- **Задание**: Пожалуйста, перепишите из фрагмента о Башлачёве отрывок между «(c) В.Лосев 2000» и «русской исторической судьбы.» включительно, ничего в нем не меняя.

- **Фрагмент**:
○ ○ ○ ○ ○ ○ ○

Башлачёв  

(c) В.Лосев 2000

О “РУССКОСТИ” АЛЕКСАНДРА БАШЛАЧЁВА
(ФРАГМЕНТ)

Обратившись к наиболее концентрированно-национальному в речи – идиоматическим выражениям – и интенсивно насыщая ими текст, Башлачев сложнейшими трансформациями этих выражений создает уникальный эффект вскрытия русской исторической судьбы.

Разнообразны механизм и функции этих трансформаций. Впрочем, сделаем сразу необходимую оговорку: видоизмененность идиомы – вовсе не непременное условие ее проникновения в стихи Башлачева; иногда он обходится лишь естественными ритмическими перестановками:

Только не бывать пусту
Ой да месту святому.
Всем братьям - по кресту виноватому.
("Все будет хорошо")

Однако это скорее исключение. Идиомы у Башлачева, как правило, выполняют функцию не фиксирования (подтверждения, усиления) старых значений, а продуцирования новых. С поразительным бесстрашием и уверенностью в своих силах поэт бросается в это – в общем, рискованное! – предприятие, проверяя на прочность и универсальность отстоявшуюся в языке народную мудрость, заставляя ее возрождаться в новой социокультурной ситуации.
Было бы неверным утверждать, что Башлачев в этом – первооткрыватель. В виде отдельных опытов подобные приемы практиковались и ранее. Так, в цикле "Стол" М.Цветаевой лирическая героиня противопоставляет себя черни и, соответственно, письменный стол - обеденному: "Полосатая десертная / Скатерть вам - дорогою!" Цветаева же в другом месте вывела и образную формулу работы поэта над языком - именно в этом направлении: "Развеянные звенья / Причинности - вот связь его!"

○ ○ ○ ○ ○ ○ ○

- **Раздел данных**:
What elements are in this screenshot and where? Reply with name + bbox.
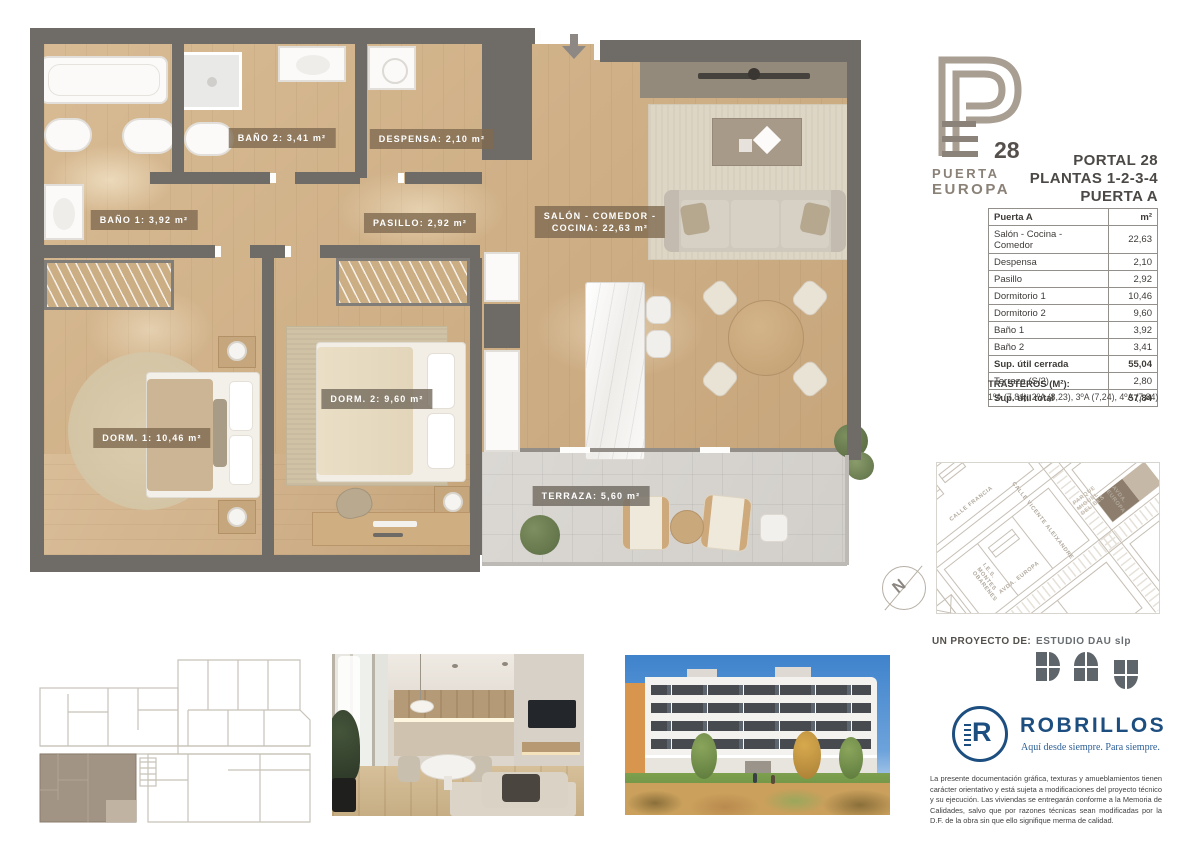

○ ○ ○ ○ ○ ○ ○

- **Ожидаемый ответ**:
(c) В.Лосев 2000

О “РУССКОСТИ” АЛЕКСАНДРА БАШЛАЧЁВА
(ФРАГМЕНТ)

Обратившись к наиболее концентрированно-национальному в речи – идиоматическим выражениям – и интенсивно насыщая ими текст, Башлачев сложнейшими трансформациями этих выражений создает уникальный эффект вскрытия русской исторической судьбы.